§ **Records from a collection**
####
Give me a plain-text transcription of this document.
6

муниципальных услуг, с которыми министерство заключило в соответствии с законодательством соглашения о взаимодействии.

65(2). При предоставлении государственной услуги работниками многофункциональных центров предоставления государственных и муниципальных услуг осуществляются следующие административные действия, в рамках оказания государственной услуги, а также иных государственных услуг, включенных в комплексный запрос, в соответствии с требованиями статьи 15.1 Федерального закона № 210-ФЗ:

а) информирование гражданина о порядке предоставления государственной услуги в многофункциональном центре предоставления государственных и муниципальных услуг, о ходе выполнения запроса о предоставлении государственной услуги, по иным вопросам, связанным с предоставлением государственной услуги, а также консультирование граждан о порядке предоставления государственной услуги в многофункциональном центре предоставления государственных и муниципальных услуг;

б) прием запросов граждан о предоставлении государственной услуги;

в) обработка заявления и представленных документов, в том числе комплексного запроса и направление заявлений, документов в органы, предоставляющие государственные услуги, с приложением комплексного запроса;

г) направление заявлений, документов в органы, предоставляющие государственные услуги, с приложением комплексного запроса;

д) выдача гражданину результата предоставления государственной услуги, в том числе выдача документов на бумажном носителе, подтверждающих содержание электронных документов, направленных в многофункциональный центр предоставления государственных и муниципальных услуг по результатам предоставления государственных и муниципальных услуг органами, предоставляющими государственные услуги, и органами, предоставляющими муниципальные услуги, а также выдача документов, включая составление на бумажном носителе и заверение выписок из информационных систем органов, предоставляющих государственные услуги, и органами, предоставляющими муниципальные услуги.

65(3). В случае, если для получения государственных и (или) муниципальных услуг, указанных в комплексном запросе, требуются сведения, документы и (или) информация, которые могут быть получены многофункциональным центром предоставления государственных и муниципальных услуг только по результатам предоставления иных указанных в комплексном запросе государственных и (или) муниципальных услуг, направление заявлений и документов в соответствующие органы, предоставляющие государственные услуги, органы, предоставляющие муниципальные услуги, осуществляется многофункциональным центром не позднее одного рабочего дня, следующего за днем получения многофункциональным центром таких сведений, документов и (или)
####
§ **WHAT YOU WILL DO**
Restate the whole listing exactly, leaving out nothing.

§ **RESULT FOR THIS EXERCISE**
Give me a plain-text transcription of this document.
6

муниципальных услуг, с которыми министерство заключило в соответствии с законодательством соглашения о взаимодействии.

65(2). При предоставлении государственной услуги работниками многофункциональных центров предоставления государственных и муниципальных услуг осуществляются следующие административные действия, в рамках оказания государственной услуги, а также иных государственных услуг, включенных в комплексный запрос, в соответствии с требованиями статьи 15.1 Федерального закона № 210-ФЗ:

а) информирование гражданина о порядке предоставления государственной услуги в многофункциональном центре предоставления государственных и муниципальных услуг, о ходе выполнения запроса о предоставлении государственной услуги, по иным вопросам, связанным с предоставлением государственной услуги, а также консультирование граждан о порядке предоставления государственной услуги в многофункциональном центре предоставления государственных и муниципальных услуг;

б) прием запросов граждан о предоставлении государственной услуги;

в) обработка заявления и представленных документов, в том числе комплексного запроса и направление заявлений, документов в органы, предоставляющие государственные услуги, с приложением комплексного запроса;

г) направление заявлений, документов в органы, предоставляющие государственные услуги, с приложением комплексного запроса;

д) выдача гражданину результата предоставления государственной услуги, в том числе выдача документов на бумажном носителе, подтверждающих содержание электронных документов, направленных в многофункциональный центр предоставления государственных и муниципальных услуг по результатам предоставления государственных и муниципальных услуг органами, предоставляющими государственные услуги, и органами, предоставляющими муниципальные услуги, а также выдача документов, включая составление на бумажном носителе и заверение выписок из информационных систем органов, предоставляющих государственные услуги, и органами, предоставляющими муниципальные услуги.

65(3). В случае, если для получения государственных и (или) муниципальных услуг, указанных в комплексном запросе, требуются сведения, документы и (или) информация, которые могут быть получены многофункциональным центром предоставления государственных и муниципальных услуг только по результатам предоставления иных указанных в комплексном запросе государственных и (или) муниципальных услуг, направление заявлений и документов в соответствующие органы, предоставляющие государственные услуги, органы, предоставляющие муниципальные услуги, осуществляется многофункциональным центром не позднее одного рабочего дня, следующего за днем получения многофункциональным центром таких сведений, документов и (или)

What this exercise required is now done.